TEXT SECTION:
________________________________________

The arguments raised by the licensee in support of his petition in the lower court are to a large degree the same *363as those relied on for reversal here. In affirming the lower court, we adopt its conclusions of law reached in disposing of those arguments.
In the exercise of a quasi-judicial function where a decision is reached after a full hearing conducted pursuant to notice, such as was the case here, the findings of an administrative agency ordinarily will only be overturned on review upon a showing that they are not supported by substantial competent evidence. United States Casualty Co. v. Maryland Casualty Co., Fla.1951, 55 So.2d 741; Nelson v. State, (1945), 156 Fla. 189, 23 So.2d 136, cert. denied 327 U.S. 790, 66 S.Ct. 809, 90 L.Ed. 1016; Schott v. Brooks, Fla.1952, 56 So. 2d 456; Florida Industrial Commission v. Nordin, supra, DeGroot v. Sheffield, Fla. 1957, 95 So.2d 912, defining substantial evidence as such evidence as a reasonable man would accept as adequate to support a conclusion. It is not incumbent upon the reviewing court to resolve conflicts in the testimony adduced before an administra tive tribunal. Evidence is weighed by the administrative agency and not by the courts. Florida Rate Conference v. Florida Railroad & Public Utilities Commission, Fla. 1959, 108 So.2d 601. Nor, if it were so inclined (which, on the record here presented, this court is not), should the court substitute its judgment for that of the administrative fact finder who heard the testimony and was in a position to evaluate the credibility of witnesses. Pritchett v. Florida Real Estate Commission, Fla.App. 1962, 143 So.2d 45.
In support of reversal, counsel for the licensee urges this court to hold that the director was in error in refusing to believe the female employees who, upon testifying in behalf of licensee, denied haying made the solicitations for prostitution as recounted by the state’s witnesses. They were entitled to belief, he states, because the testimony of a witness who testified as to their good character stands unrefuted by any opposing testimony impeaching their credibility. We know of no rule of evi-dentiary law which requires a fact finder to believe a witness simply because another testifies as to his good character. Nor did the character witness in the instant case appear to be sufficiently informed in the first place to be convincing with his testimony which was to the effect that the girls were of good moral character. Said character witness was Alford Fast, a representative of a labor organization known as the American Guild of Variety Artists, an affiliate of A.F.L. Mr. Fast testified as to the high moral character and professional competence in the entertainment field of the girls involved. Such a determination, he stated, was arrived at by screening all applicants for membership in his labor organization. On cross-examination Mr. Fast stated that said screening was accomplished by a personal interview with all applicants and that such was the extent of his screening.

________________________________________

DATASET EXCERPT:
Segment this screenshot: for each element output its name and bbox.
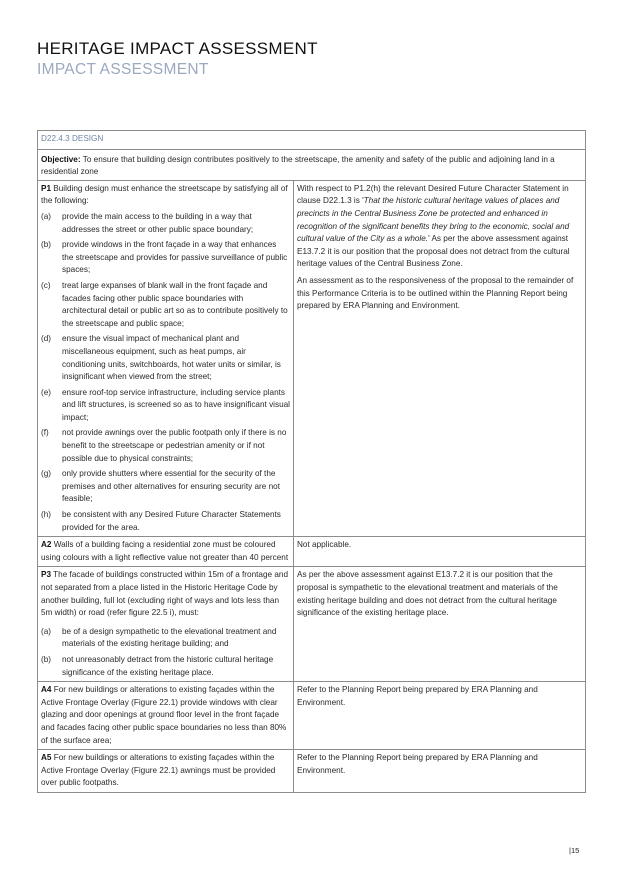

________________________________________

WRITTEN TASKS:
1 > In the court opinion, which labor organization did Alford Fast represent?
2 > Translate this sentence from the court opinion into Spanish: "Evidence is weighed by the administrative agency and not by the courts."

SOLUTIONS TO THE PROBLEMS:
1 > The American Guild of Variety Artists, an affiliate of A.F.L.

2 > La prueba es valorada por el organismo administrativo y no por los tribunales.